**** Listed records ****

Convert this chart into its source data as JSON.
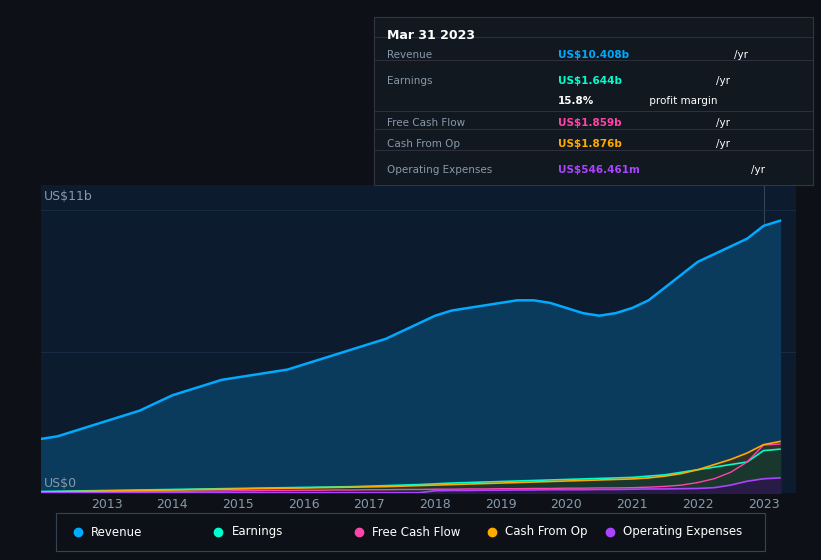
{
  "background_color": "#0d1117",
  "plot_bg_color": "#0d1b2e",
  "text_color": "#8899aa",
  "ylabel_text": "US$11b",
  "y0_text": "US$0",
  "x_labels": [
    "2013",
    "2014",
    "2015",
    "2016",
    "2017",
    "2018",
    "2019",
    "2020",
    "2021",
    "2022",
    "2023"
  ],
  "years": [
    2012.0,
    2012.25,
    2012.5,
    2012.75,
    2013.0,
    2013.25,
    2013.5,
    2013.75,
    2014.0,
    2014.25,
    2014.5,
    2014.75,
    2015.0,
    2015.25,
    2015.5,
    2015.75,
    2016.0,
    2016.25,
    2016.5,
    2016.75,
    2017.0,
    2017.25,
    2017.5,
    2017.75,
    2018.0,
    2018.25,
    2018.5,
    2018.75,
    2019.0,
    2019.25,
    2019.5,
    2019.75,
    2020.0,
    2020.25,
    2020.5,
    2020.75,
    2021.0,
    2021.25,
    2021.5,
    2021.75,
    2022.0,
    2022.25,
    2022.5,
    2022.75,
    2023.0,
    2023.25
  ],
  "revenue": [
    2.1,
    2.2,
    2.4,
    2.6,
    2.8,
    3.0,
    3.2,
    3.5,
    3.8,
    4.0,
    4.2,
    4.4,
    4.5,
    4.6,
    4.7,
    4.8,
    5.0,
    5.2,
    5.4,
    5.6,
    5.8,
    6.0,
    6.3,
    6.6,
    6.9,
    7.1,
    7.2,
    7.3,
    7.4,
    7.5,
    7.5,
    7.4,
    7.2,
    7.0,
    6.9,
    7.0,
    7.2,
    7.5,
    8.0,
    8.5,
    9.0,
    9.3,
    9.6,
    9.9,
    10.4,
    10.6
  ],
  "earnings": [
    0.05,
    0.06,
    0.07,
    0.08,
    0.09,
    0.1,
    0.11,
    0.12,
    0.13,
    0.14,
    0.15,
    0.16,
    0.17,
    0.18,
    0.19,
    0.2,
    0.21,
    0.22,
    0.23,
    0.24,
    0.26,
    0.28,
    0.3,
    0.32,
    0.35,
    0.38,
    0.4,
    0.42,
    0.44,
    0.46,
    0.48,
    0.5,
    0.52,
    0.54,
    0.56,
    0.58,
    0.6,
    0.65,
    0.7,
    0.8,
    0.9,
    1.0,
    1.1,
    1.2,
    1.644,
    1.7
  ],
  "free_cash_flow": [
    0.02,
    0.02,
    0.03,
    0.03,
    0.04,
    0.04,
    0.05,
    0.05,
    0.06,
    0.06,
    0.07,
    0.07,
    0.08,
    0.08,
    0.09,
    0.09,
    0.1,
    0.1,
    0.11,
    0.11,
    0.12,
    0.12,
    0.13,
    0.13,
    0.14,
    0.14,
    0.15,
    0.15,
    0.16,
    0.16,
    0.17,
    0.17,
    0.18,
    0.18,
    0.19,
    0.19,
    0.2,
    0.22,
    0.25,
    0.3,
    0.4,
    0.55,
    0.8,
    1.2,
    1.859,
    1.9
  ],
  "cash_from_op": [
    0.03,
    0.04,
    0.05,
    0.06,
    0.07,
    0.08,
    0.09,
    0.1,
    0.11,
    0.12,
    0.13,
    0.14,
    0.15,
    0.16,
    0.17,
    0.18,
    0.19,
    0.2,
    0.21,
    0.22,
    0.23,
    0.24,
    0.26,
    0.28,
    0.3,
    0.32,
    0.34,
    0.36,
    0.38,
    0.4,
    0.42,
    0.44,
    0.46,
    0.48,
    0.5,
    0.52,
    0.54,
    0.58,
    0.65,
    0.75,
    0.9,
    1.1,
    1.3,
    1.55,
    1.876,
    2.0
  ],
  "op_expenses": [
    0.0,
    0.0,
    0.0,
    0.0,
    0.0,
    0.0,
    0.0,
    0.0,
    0.0,
    0.0,
    0.0,
    0.0,
    0.0,
    0.0,
    0.0,
    0.0,
    0.0,
    0.0,
    0.0,
    0.0,
    0.0,
    0.0,
    0.0,
    0.0,
    0.08,
    0.09,
    0.09,
    0.1,
    0.1,
    0.11,
    0.11,
    0.12,
    0.12,
    0.12,
    0.13,
    0.13,
    0.14,
    0.15,
    0.15,
    0.16,
    0.17,
    0.2,
    0.3,
    0.45,
    0.546,
    0.58
  ],
  "revenue_color": "#00aaff",
  "earnings_color": "#00ffcc",
  "fcf_color": "#ff44aa",
  "cashop_color": "#ffaa00",
  "opex_color": "#aa44ff",
  "revenue_fill": "#0a3a5c",
  "cashop_fill": "#3a3020",
  "earnings_fill": "#103a30",
  "opex_fill": "#2a1a4a",
  "tooltip_bg": "#111820",
  "ylim": [
    0,
    12
  ],
  "xlim": [
    2012.0,
    2023.5
  ],
  "legend_items": [
    "Revenue",
    "Earnings",
    "Free Cash Flow",
    "Cash From Op",
    "Operating Expenses"
  ],
  "legend_colors": [
    "#00aaff",
    "#00ffcc",
    "#ff44aa",
    "#ffaa00",
    "#aa44ff"
  ],
  "tooltip_title": "Mar 31 2023",
  "tooltip_rows": [
    {
      "label": "Revenue",
      "value": "US$10.408b",
      "unit": "/yr",
      "color": "#00aaff"
    },
    {
      "label": "Earnings",
      "value": "US$1.644b",
      "unit": "/yr",
      "color": "#00ffcc"
    },
    {
      "label": "",
      "value": "15.8%",
      "unit": " profit margin",
      "color": "#ffffff"
    },
    {
      "label": "Free Cash Flow",
      "value": "US$1.859b",
      "unit": "/yr",
      "color": "#ff44aa"
    },
    {
      "label": "Cash From Op",
      "value": "US$1.876b",
      "unit": "/yr",
      "color": "#ffaa00"
    },
    {
      "label": "Operating Expenses",
      "value": "US$546.461m",
      "unit": "/yr",
      "color": "#aa44ff"
    }
  ]
}
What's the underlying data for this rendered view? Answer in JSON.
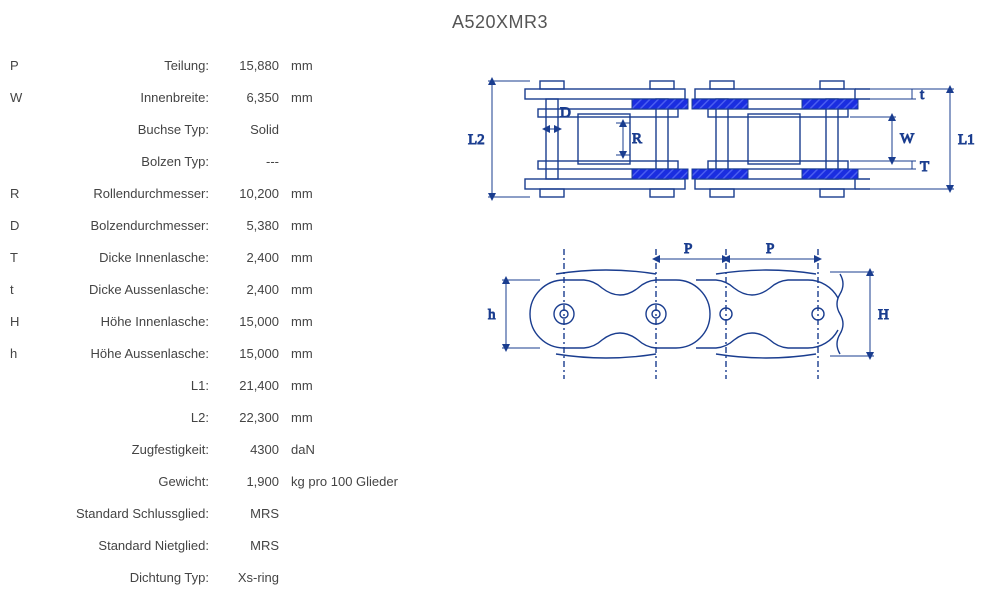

****

- [Given task] Quote every entry exactly, with the pictures omitted.

- [Correct response]
Convert this chart into its source data as JSON.
{
  "background_color": "#0d1117",
  "plot_bg_color": "#0d1b2e",
  "text_color": "#8899aa",
  "ylabel_text": "US$11b",
  "y0_text": "US$0",
  "x_labels": [
    "2013",
    "2014",
    "2015",
    "2016",
    "2017",
    "2018",
    "2019",
    "2020",
    "2021",
    "2022",
    "2023"
  ],
  "years": [
    2012.0,
    2012.25,
    2012.5,
    2012.75,
    2013.0,
    2013.25,
    2013.5,
    2013.75,
    2014.0,
    2014.25,
    2014.5,
    2014.75,
    2015.0,
    2015.25,
    2015.5,
    2015.75,
    2016.0,
    2016.25,
    2016.5,
    2016.75,
    2017.0,
    2017.25,
    2017.5,
    2017.75,
    2018.0,
    2018.25,
    2018.5,
    2018.75,
    2019.0,
    2019.25,
    2019.5,
    2019.75,
    2020.0,
    2020.25,
    2020.5,
    2020.75,
    2021.0,
    2021.25,
    2021.5,
    2021.75,
    2022.0,
    2022.25,
    2022.5,
    2022.75,
    2023.0,
    2023.25
  ],
  "revenue": [
    2.1,
    2.2,
    2.4,
    2.6,
    2.8,
    3.0,
    3.2,
    3.5,
    3.8,
    4.0,
    4.2,
    4.4,
    4.5,
    4.6,
    4.7,
    4.8,
    5.0,
    5.2,
    5.4,
    5.6,
    5.8,
    6.0,
    6.3,
    6.6,
    6.9,
    7.1,
    7.2,
    7.3,
    7.4,
    7.5,
    7.5,
    7.4,
    7.2,
    7.0,
    6.9,
    7.0,
    7.2,
    7.5,
    8.0,
    8.5,
    9.0,
    9.3,
    9.6,
    9.9,
    10.4,
    10.6
  ],
  "earnings": [
    0.05,
    0.06,
    0.07,
    0.08,
    0.09,
    0.1,
    0.11,
    0.12,
    0.13,
    0.14,
    0.15,
    0.16,
    0.17,
    0.18,
    0.19,
    0.2,
    0.21,
    0.22,
    0.23,
    0.24,
    0.26,
    0.28,
    0.3,
    0.32,
    0.35,
    0.38,
    0.4,
    0.42,
    0.44,
    0.46,
    0.48,
    0.5,
    0.52,
    0.54,
    0.56,
    0.58,
    0.6,
    0.65,
    0.7,
    0.8,
    0.9,
    1.0,
    1.1,
    1.2,
    1.644,
    1.7
  ],
  "free_cash_flow": [
    0.02,
    0.02,
    0.03,
    0.03,
    0.04,
    0.04,
    0.05,
    0.05,
    0.06,
    0.06,
    0.07,
    0.07,
    0.08,
    0.08,
    0.09,
    0.09,
    0.1,
    0.1,
    0.11,
    0.11,
    0.12,
    0.12,
    0.13,
    0.13,
    0.14,
    0.14,
    0.15,
    0.15,
    0.16,
    0.16,
    0.17,
    0.17,
    0.18,
    0.18,
    0.19,
    0.19,
    0.2,
    0.22,
    0.25,
    0.3,
    0.4,
    0.55,
    0.8,
    1.2,
    1.859,
    1.9
  ],
  "cash_from_op": [
    0.03,
    0.04,
    0.05,
    0.06,
    0.07,
    0.08,
    0.09,
    0.1,
    0.11,
    0.12,
    0.13,
    0.14,
    0.15,
    0.16,
    0.17,
    0.18,
    0.19,
    0.2,
    0.21,
    0.22,
    0.23,
    0.24,
    0.26,
    0.28,
    0.3,
    0.32,
    0.34,
    0.36,
    0.38,
    0.4,
    0.42,
    0.44,
    0.46,
    0.48,
    0.5,
    0.52,
    0.54,
    0.58,
    0.65,
    0.75,
    0.9,
    1.1,
    1.3,
    1.55,
    1.876,
    2.0
  ],
  "op_expenses": [
    0.0,
    0.0,
    0.0,
    0.0,
    0.0,
    0.0,
    0.0,
    0.0,
    0.0,
    0.0,
    0.0,
    0.0,
    0.0,
    0.0,
    0.0,
    0.0,
    0.0,
    0.0,
    0.0,
    0.0,
    0.0,
    0.0,
    0.0,
    0.0,
    0.08,
    0.09,
    0.09,
    0.1,
    0.1,
    0.11,
    0.11,
    0.12,
    0.12,
    0.12,
    0.13,
    0.13,
    0.14,
    0.15,
    0.15,
    0.16,
    0.17,
    0.2,
    0.3,
    0.45,
    0.546,
    0.58
  ],
  "revenue_color": "#00aaff",
  "earnings_color": "#00ffcc",
  "fcf_color": "#ff44aa",
  "cashop_color": "#ffaa00",
  "opex_color": "#aa44ff",
  "revenue_fill": "#0a3a5c",
  "cashop_fill": "#3a3020",
  "earnings_fill": "#103a30",
  "opex_fill": "#2a1a4a",
  "tooltip_bg": "#111820",
  "ylim": [
    0,
    12
  ],
  "xlim": [
    2012.0,
    2023.5
  ],
  "legend_items": [
    "Revenue",
    "Earnings",
    "Free Cash Flow",
    "Cash From Op",
    "Operating Expenses"
  ],
  "legend_colors": [
    "#00aaff",
    "#00ffcc",
    "#ff44aa",
    "#ffaa00",
    "#aa44ff"
  ],
  "tooltip_title": "Mar 31 2023",
  "tooltip_rows": [
    {
      "label": "Revenue",
      "value": "US$10.408b",
      "unit": "/yr",
      "color": "#00aaff"
    },
    {
      "label": "Earnings",
      "value": "US$1.644b",
      "unit": "/yr",
      "color": "#00ffcc"
    },
    {
      "label": "",
      "value": "15.8%",
      "unit": " profit margin",
      "color": "#ffffff"
    },
    {
      "label": "Free Cash Flow",
      "value": "US$1.859b",
      "unit": "/yr",
      "color": "#ff44aa"
    },
    {
      "label": "Cash From Op",
      "value": "US$1.876b",
      "unit": "/yr",
      "color": "#ffaa00"
    },
    {
      "label": "Operating Expenses",
      "value": "US$546.461m",
      "unit": "/yr",
      "color": "#aa44ff"
    }
  ]
}
What's the underlying data for this rendered view? Answer in JSON.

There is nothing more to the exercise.